(Extracted data entries)
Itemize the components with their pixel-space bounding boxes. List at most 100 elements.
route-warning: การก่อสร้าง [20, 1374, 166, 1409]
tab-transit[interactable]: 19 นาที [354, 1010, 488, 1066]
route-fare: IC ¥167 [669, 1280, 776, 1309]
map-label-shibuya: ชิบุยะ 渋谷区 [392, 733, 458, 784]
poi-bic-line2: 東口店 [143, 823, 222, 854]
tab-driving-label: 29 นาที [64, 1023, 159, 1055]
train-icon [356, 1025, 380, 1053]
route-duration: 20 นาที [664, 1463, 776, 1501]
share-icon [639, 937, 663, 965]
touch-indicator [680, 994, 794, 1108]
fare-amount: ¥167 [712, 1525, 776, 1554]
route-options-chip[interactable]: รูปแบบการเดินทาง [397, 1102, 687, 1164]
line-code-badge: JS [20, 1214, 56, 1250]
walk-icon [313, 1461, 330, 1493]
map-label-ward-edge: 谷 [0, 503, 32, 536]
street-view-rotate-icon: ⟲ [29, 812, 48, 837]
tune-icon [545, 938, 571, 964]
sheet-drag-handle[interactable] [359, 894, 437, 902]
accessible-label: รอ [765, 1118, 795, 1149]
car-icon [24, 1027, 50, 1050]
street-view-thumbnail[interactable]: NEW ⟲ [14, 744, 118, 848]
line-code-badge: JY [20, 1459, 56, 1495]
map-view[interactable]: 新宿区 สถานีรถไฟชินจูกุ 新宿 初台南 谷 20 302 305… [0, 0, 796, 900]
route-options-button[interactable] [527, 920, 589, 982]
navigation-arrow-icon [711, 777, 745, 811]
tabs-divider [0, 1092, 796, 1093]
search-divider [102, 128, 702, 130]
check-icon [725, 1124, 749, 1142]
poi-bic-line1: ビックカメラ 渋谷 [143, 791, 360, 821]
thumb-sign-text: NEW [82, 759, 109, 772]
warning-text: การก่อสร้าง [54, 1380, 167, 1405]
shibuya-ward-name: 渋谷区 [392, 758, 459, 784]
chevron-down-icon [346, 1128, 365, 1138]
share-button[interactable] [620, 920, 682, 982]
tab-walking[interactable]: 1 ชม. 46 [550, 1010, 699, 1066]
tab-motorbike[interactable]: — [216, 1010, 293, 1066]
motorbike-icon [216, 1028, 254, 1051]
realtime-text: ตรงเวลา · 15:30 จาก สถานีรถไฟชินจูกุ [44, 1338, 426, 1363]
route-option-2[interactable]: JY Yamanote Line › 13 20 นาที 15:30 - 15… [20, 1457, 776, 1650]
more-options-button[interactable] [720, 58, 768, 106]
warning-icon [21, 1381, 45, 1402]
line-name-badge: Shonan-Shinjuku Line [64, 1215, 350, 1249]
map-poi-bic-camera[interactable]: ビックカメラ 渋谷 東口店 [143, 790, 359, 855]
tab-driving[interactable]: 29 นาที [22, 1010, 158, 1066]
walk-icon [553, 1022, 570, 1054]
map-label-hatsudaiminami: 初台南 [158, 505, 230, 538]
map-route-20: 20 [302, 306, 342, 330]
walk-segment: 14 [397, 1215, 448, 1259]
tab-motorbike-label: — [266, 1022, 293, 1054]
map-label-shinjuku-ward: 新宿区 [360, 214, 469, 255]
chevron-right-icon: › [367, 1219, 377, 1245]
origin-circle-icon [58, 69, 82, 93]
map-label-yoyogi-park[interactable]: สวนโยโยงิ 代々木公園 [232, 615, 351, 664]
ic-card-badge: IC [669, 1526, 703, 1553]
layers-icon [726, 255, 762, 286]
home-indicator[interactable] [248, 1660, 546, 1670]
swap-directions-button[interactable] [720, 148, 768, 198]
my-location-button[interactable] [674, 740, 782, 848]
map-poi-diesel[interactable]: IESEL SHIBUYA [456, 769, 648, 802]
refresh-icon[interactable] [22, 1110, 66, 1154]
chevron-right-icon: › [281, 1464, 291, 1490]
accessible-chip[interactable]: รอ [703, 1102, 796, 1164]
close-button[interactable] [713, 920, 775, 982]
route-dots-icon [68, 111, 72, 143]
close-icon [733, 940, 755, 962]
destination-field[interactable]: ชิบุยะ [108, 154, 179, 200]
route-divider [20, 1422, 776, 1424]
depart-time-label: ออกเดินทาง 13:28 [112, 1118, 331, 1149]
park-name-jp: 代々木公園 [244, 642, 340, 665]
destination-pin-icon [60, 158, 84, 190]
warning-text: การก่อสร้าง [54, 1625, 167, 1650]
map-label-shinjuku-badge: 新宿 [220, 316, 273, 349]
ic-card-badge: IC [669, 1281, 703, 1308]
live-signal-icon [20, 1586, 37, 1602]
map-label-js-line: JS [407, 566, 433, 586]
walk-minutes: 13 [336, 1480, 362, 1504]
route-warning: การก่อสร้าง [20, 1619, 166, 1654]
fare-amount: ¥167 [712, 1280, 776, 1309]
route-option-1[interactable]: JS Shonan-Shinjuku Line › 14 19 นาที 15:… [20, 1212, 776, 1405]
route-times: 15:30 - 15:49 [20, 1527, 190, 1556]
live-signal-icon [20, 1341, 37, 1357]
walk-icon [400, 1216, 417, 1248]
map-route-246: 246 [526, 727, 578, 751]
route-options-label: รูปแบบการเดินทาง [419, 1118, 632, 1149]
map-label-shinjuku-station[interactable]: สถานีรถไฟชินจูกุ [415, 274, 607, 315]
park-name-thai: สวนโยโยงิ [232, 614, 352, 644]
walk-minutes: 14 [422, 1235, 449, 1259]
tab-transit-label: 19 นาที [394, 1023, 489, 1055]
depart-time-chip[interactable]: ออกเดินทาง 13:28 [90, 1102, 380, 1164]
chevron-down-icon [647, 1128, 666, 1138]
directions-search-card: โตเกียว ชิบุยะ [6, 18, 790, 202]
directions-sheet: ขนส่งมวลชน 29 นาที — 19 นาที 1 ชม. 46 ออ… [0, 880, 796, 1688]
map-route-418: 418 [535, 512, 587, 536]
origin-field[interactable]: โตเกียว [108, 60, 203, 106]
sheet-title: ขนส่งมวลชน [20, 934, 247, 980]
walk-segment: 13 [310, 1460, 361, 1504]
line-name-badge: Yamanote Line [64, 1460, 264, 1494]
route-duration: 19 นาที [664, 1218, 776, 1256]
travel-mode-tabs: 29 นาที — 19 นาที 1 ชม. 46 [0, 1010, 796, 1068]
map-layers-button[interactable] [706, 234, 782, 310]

**Exercise requirements:**
Put every line of the listing above into a JSON list of strings, with one string for each line and blank lines omitted.

**Exercise result:**
[
  "Itemize the components with their pixel-space bounding boxes. List at most 100 elements.",
  "route-warning: การก่อสร้าง [20, 1374, 166, 1409]",
  "tab-transit[interactable]: 19 นาที [354, 1010, 488, 1066]",
  "route-fare: IC ¥167 [669, 1280, 776, 1309]",
  "map-label-shibuya: ชิบุยะ 渋谷区 [392, 733, 458, 784]",
  "poi-bic-line2: 東口店 [143, 823, 222, 854]",
  "tab-driving-label: 29 นาที [64, 1023, 159, 1055]",
  "train-icon [356, 1025, 380, 1053]",
  "route-duration: 20 นาที [664, 1463, 776, 1501]",
  "share-icon [639, 937, 663, 965]",
  "touch-indicator [680, 994, 794, 1108]",
  "fare-amount: ¥167 [712, 1525, 776, 1554]",
  "route-options-chip[interactable]: รูปแบบการเดินทาง [397, 1102, 687, 1164]",
  "line-code-badge: JS [20, 1214, 56, 1250]",
  "walk-icon [313, 1461, 330, 1493]",
  "map-label-ward-edge: 谷 [0, 503, 32, 536]",
  "street-view-rotate-icon: ⟲ [29, 812, 48, 837]",
  "tune-icon [545, 938, 571, 964]",
  "sheet-drag-handle[interactable] [359, 894, 437, 902]",
  "accessible-label: รอ [765, 1118, 795, 1149]",
  "car-icon [24, 1027, 50, 1050]",
  "street-view-thumbnail[interactable]: NEW ⟲ [14, 744, 118, 848]",
  "line-code-badge: JY [20, 1459, 56, 1495]",
  "map-view[interactable]: 新宿区 สถานีรถไฟชินจูกุ 新宿 初台南 谷 20 302 305… [0, 0, 796, 900]",
  "route-options-button[interactable] [527, 920, 589, 982]",
  "navigation-arrow-icon [711, 777, 745, 811]",
  "tabs-divider [0, 1092, 796, 1093]",
  "search-divider [102, 128, 702, 130]",
  "check-icon [725, 1124, 749, 1142]",
  "poi-bic-line1: ビックカメラ 渋谷 [143, 791, 360, 821]",
  "thumb-sign-text: NEW [82, 759, 109, 772]",
  "warning-text: การก่อสร้าง [54, 1380, 167, 1405]",
  "shibuya-ward-name: 渋谷区 [392, 758, 459, 784]",
  "chevron-down-icon [346, 1128, 365, 1138]",
  "share-button[interactable] [620, 920, 682, 982]",
  "tab-walking[interactable]: 1 ชม. 46 [550, 1010, 699, 1066]",
  "tab-motorbike[interactable]: — [216, 1010, 293, 1066]",
  "motorbike-icon [216, 1028, 254, 1051]",
  "realtime-text: ตรงเวลา · 15:30 จาก สถานีรถไฟชินจูกุ [44, 1338, 426, 1363]",
  "route-option-2[interactable]: JY Yamanote Line › 13 20 นาที 15:30 - 15… [20, 1457, 776, 1650]",
  "more-options-button[interactable] [720, 58, 768, 106]",
  "warning-icon [21, 1381, 45, 1402]",
  "line-name-badge: Shonan-Shinjuku Line [64, 1215, 350, 1249]",
  "map-poi-bic-camera[interactable]: ビックカメラ 渋谷 東口店 [143, 790, 359, 855]",
  "tab-driving[interactable]: 29 นาที [22, 1010, 158, 1066]",
  "walk-icon [553, 1022, 570, 1054]",
  "map-label-hatsudaiminami: 初台南 [158, 505, 230, 538]",
  "map-route-20: 20 [302, 306, 342, 330]",
  "walk-segment: 14 [397, 1215, 448, 1259]",
  "tab-motorbike-label: — [266, 1022, 293, 1054]",
  "map-label-shinjuku-ward: 新宿区 [360, 214, 469, 255]",
  "chevron-right-icon: › [367, 1219, 377, 1245]",
  "origin-circle-icon [58, 69, 82, 93]",
  "map-label-yoyogi-park[interactable]: สวนโยโยงิ 代々木公園 [232, 615, 351, 664]",
  "ic-card-badge: IC [669, 1526, 703, 1553]",
  "layers-icon [726, 255, 762, 286]",
  "home-indicator[interactable] [248, 1660, 546, 1670]",
  "swap-directions-button[interactable] [720, 148, 768, 198]",
  "my-location-button[interactable] [674, 740, 782, 848]",
  "map-poi-diesel[interactable]: IESEL SHIBUYA [456, 769, 648, 802]",
  "refresh-icon[interactable] [22, 1110, 66, 1154]",
  "chevron-right-icon: › [281, 1464, 291, 1490]",
  "accessible-chip[interactable]: รอ [703, 1102, 796, 1164]",
  "close-button[interactable] [713, 920, 775, 982]",
  "route-dots-icon [68, 111, 72, 143]",
  "close-icon [733, 940, 755, 962]",
  "destination-field[interactable]: ชิบุยะ [108, 154, 179, 200]",
  "route-divider [20, 1422, 776, 1424]",
  "depart-time-label: ออกเดินทาง 13:28 [112, 1118, 331, 1149]",
  "park-name-jp: 代々木公園 [244, 642, 340, 665]",
  "destination-pin-icon [60, 158, 84, 190]",
  "warning-text: การก่อสร้าง [54, 1625, 167, 1650]",
  "map-label-shinjuku-badge: 新宿 [220, 316, 273, 349]",
  "ic-card-badge: IC [669, 1281, 703, 1308]",
  "live-signal-icon [20, 1586, 37, 1602]",
  "map-label-js-line: JS [407, 566, 433, 586]",
  "walk-minutes: 13 [336, 1480, 362, 1504]",
  "route-warning: การก่อสร้าง [20, 1619, 166, 1654]",
  "fare-amount: ¥167 [712, 1280, 776, 1309]",
  "route-option-1[interactable]: JS Shonan-Shinjuku Line › 14 19 นาที 15:… [20, 1212, 776, 1405]",
  "route-times: 15:30 - 15:49 [20, 1527, 190, 1556]",
  "live-signal-icon [20, 1341, 37, 1357]",
  "walk-icon [400, 1216, 417, 1248]",
  "map-route-246: 246 [526, 727, 578, 751]",
  "route-options-label: รูปแบบการเดินทาง [419, 1118, 632, 1149]",
  "map-label-shinjuku-station[interactable]: สถานีรถไฟชินจูกุ [415, 274, 607, 315]",
  "park-name-thai: สวนโยโยงิ [232, 614, 352, 644]",
  "walk-minutes: 14 [422, 1235, 449, 1259]",
  "tab-transit-label: 19 นาที [394, 1023, 489, 1055]",
  "depart-time-chip[interactable]: ออกเดินทาง 13:28 [90, 1102, 380, 1164]",
  "chevron-down-icon [647, 1128, 666, 1138]",
  "directions-search-card: โตเกียว ชิบุยะ [6, 18, 790, 202]",
  "directions-sheet: ขนส่งมวลชน 29 นาที — 19 นาที 1 ชม. 46 ออ… [0, 880, 796, 1688]",
  "map-route-418: 418 [535, 512, 587, 536]",
  "origin-field[interactable]: โตเกียว [108, 60, 203, 106]",
  "sheet-title: ขนส่งมวลชน [20, 934, 247, 980]",
  "walk-segment: 13 [310, 1460, 361, 1504]",
  "line-name-badge: Yamanote Line [64, 1460, 264, 1494]",
  "route-duration: 19 นาที [664, 1218, 776, 1256]",
  "travel-mode-tabs: 29 นาที — 19 นาที 1 ชม. 46 [0, 1010, 796, 1068]",
  "map-layers-button[interactable] [706, 234, 782, 310]"
]